What you are asked to do: Out of the lines below, please list those that hold the string "граница".
======== Records supplied ========
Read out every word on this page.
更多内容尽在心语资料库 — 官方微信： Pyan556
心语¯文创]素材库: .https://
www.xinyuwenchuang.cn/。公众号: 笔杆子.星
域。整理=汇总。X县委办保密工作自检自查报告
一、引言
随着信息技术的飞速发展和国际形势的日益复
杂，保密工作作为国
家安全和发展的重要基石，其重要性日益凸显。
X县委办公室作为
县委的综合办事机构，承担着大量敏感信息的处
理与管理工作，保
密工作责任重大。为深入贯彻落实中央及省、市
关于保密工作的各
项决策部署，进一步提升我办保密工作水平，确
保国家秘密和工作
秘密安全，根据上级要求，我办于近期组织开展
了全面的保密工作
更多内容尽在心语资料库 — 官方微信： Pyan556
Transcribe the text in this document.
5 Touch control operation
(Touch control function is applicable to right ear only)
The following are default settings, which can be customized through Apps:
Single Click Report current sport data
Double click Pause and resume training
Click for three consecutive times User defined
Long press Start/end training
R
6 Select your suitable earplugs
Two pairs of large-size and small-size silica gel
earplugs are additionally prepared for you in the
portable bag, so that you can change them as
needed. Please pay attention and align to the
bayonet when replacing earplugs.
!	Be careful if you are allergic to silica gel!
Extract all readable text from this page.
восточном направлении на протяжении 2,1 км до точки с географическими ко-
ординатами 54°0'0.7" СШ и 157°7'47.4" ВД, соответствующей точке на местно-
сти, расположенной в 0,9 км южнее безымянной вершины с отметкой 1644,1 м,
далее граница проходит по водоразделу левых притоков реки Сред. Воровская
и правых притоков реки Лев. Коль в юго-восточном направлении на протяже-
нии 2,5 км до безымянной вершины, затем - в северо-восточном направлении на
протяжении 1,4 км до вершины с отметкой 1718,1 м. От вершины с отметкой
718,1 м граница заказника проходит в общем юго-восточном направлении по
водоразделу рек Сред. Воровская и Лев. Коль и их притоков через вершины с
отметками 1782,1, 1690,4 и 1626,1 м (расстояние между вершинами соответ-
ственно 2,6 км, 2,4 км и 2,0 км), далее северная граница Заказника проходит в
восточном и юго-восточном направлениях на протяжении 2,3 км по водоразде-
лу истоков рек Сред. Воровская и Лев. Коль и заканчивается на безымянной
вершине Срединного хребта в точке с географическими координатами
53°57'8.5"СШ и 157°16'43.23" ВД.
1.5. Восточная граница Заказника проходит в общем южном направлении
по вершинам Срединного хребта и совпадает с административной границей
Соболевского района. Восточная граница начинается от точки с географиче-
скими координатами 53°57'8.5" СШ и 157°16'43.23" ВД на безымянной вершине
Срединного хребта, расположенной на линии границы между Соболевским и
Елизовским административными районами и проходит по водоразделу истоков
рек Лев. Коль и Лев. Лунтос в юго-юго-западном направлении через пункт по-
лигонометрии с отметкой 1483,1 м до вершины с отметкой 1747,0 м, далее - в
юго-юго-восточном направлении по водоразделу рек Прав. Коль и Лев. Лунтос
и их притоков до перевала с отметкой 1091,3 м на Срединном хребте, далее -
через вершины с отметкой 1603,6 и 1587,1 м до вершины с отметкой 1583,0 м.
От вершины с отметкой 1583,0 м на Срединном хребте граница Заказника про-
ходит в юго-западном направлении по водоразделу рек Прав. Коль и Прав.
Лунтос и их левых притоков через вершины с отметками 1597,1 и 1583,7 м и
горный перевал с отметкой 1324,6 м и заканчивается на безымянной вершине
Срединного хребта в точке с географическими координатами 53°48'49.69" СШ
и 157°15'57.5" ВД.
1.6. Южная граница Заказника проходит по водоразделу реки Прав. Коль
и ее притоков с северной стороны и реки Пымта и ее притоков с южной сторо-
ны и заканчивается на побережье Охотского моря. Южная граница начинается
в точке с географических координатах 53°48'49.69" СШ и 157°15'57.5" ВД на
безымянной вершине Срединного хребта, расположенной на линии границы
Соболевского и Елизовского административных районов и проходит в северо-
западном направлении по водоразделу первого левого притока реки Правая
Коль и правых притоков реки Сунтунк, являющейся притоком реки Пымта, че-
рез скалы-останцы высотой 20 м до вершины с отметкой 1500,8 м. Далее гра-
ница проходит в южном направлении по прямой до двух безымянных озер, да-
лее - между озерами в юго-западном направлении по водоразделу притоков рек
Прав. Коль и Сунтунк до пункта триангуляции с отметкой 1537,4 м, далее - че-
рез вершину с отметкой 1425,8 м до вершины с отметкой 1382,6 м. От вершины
========
Worked solution:
далее граница проходит по водоразделу левых притоков реки Сред. Воровская
718,1 м граница заказника проходит в общем юго-восточном направлении по
ственно 2,6 км, 2,4 км и 2,0 км), далее северная граница Заказника проходит в
1.5. Восточная граница Заказника проходит в общем южном направлении
Соболевского района. Восточная граница начинается от точки с географиче-
От вершины с отметкой 1583,0 м на Срединном хребте граница Заказника про-
1.6. Южная граница Заказника проходит по водоразделу реки Прав. Коль
ны и заканчивается на побережье Охотского моря. Южная граница начинается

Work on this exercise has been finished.